• DO THIS: Select every line holding the word "полиэстер" and copy it.

• DATA LISTING:
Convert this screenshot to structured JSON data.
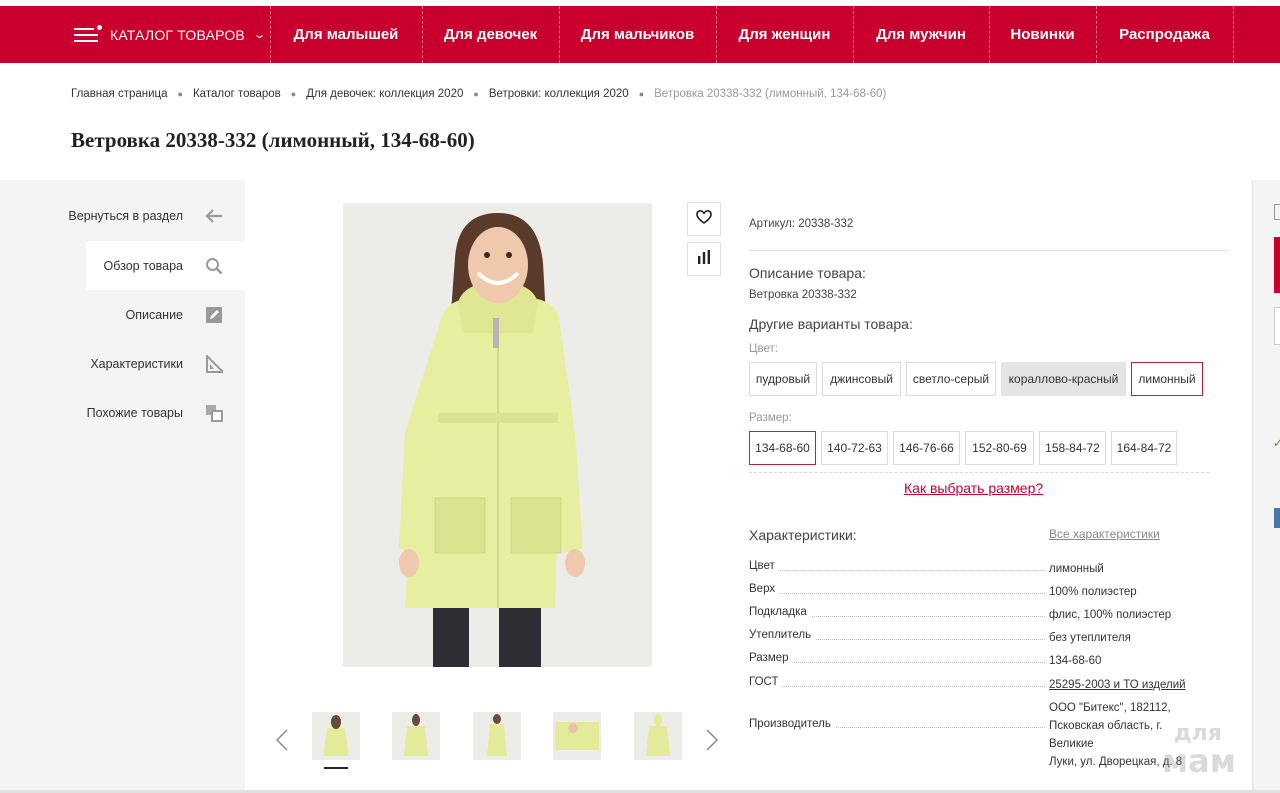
{
  "nav": {
    "catalog_label": "КАТАЛОГ ТОВАРОВ",
    "items": [
      "Для малышей",
      "Для девочек",
      "Для мальчиков",
      "Для женщин",
      "Для мужчин",
      "Новинки",
      "Распродажа"
    ]
  },
  "breadcrumb": [
    "Главная страница",
    "Каталог товаров",
    "Для девочек: коллекция 2020",
    "Ветровки: коллекция 2020",
    "Ветровка 20338-332 (лимонный, 134-68-60)"
  ],
  "title": "Ветровка 20338-332 (лимонный, 134-68-60)",
  "sidebar": [
    "Вернуться в раздел",
    "Обзор товара",
    "Описание",
    "Характеристики",
    "Похожие товары"
  ],
  "product": {
    "sku": "Артикул: 20338-332",
    "desc_heading": "Описание товара:",
    "desc_text": "Ветровка 20338-332",
    "variants_heading": "Другие варианты товара:",
    "color_label": "Цвет:",
    "colors": [
      "пудровый",
      "джинсовый",
      "светло-серый",
      "кораллово-красный",
      "лимонный"
    ],
    "size_label": "Размер:",
    "sizes": [
      "134-68-60",
      "140-72-63",
      "146-76-66",
      "152-80-69",
      "158-84-72",
      "164-84-72"
    ],
    "size_help": "Как выбрать размер?"
  },
  "specs": {
    "heading": "Характеристики:",
    "all_link": "Все характеристики",
    "rows": [
      {
        "k": "Цвет",
        "v": "лимонный"
      },
      {
        "k": "Верх",
        "v": "100% полиэстер"
      },
      {
        "k": "Подкладка",
        "v": "флис, 100% полиэстер"
      },
      {
        "k": "Утеплитель",
        "v": "без утеплителя"
      },
      {
        "k": "Размер",
        "v": "134-68-60"
      },
      {
        "k": "ГОСТ",
        "v": "25295-2003 и ТО изделий"
      }
    ],
    "maker_k": "Производитель",
    "maker_v": [
      "ООО \"Битекс\", 182112,",
      "Псковская область, г. Великие",
      "Луки, ул. Дворецкая, д. 8"
    ]
  },
  "watermark": [
    "для",
    "мам"
  ],
  "colors": {
    "brand_red": "#c9002d",
    "selected_border": "#b5213e",
    "jacket": "#e9f0a8"
  }
}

• FULL OUTPUT:
        "v": "100% полиэстер"
        "v": "флис, 100% полиэстер"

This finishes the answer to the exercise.